Extracted records:
··········
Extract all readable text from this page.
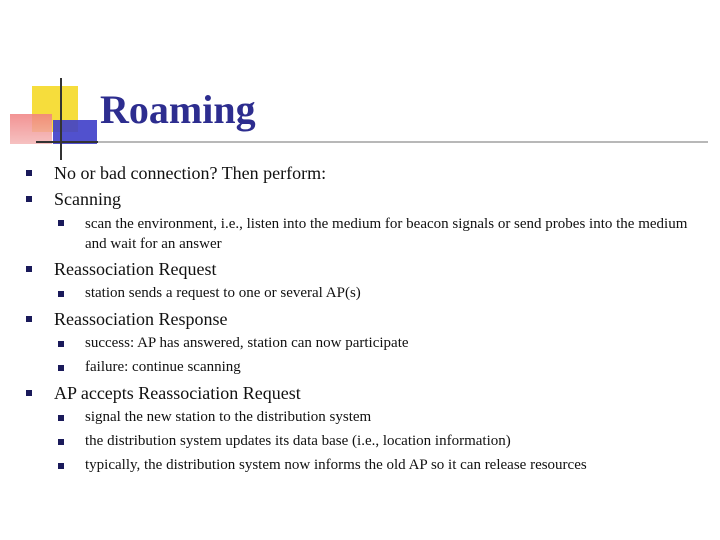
Roaming
No or bad connection? Then perform:
Scanning
scan the environment, i.e., listen into the medium for beacon signals or send probes into the medium and wait for an answer
Reassociation Request
station sends a request to one or several AP(s)
Reassociation Response
success: AP has answered, station can now participate
failure: continue scanning
AP accepts Reassociation Request
signal the new station to the distribution system
the distribution system updates its data base (i.e., location information)
typically, the distribution system now informs the old AP so it can release resources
··········
[Problem to solve]: Reproduce all the records verbatim, excluding images.

[The completed task]:
Extract all readable text from this page.
Roaming
No or bad connection? Then perform:
Scanning
scan the environment, i.e., listen into the medium for beacon signals or send probes into the medium and wait for an answer
Reassociation Request
station sends a request to one or several AP(s)
Reassociation Response
success: AP has answered, station can now participate
failure: continue scanning
AP accepts Reassociation Request
signal the new station to the distribution system
the distribution system updates its data base (i.e., location information)
typically, the distribution system now informs the old AP so it can release resources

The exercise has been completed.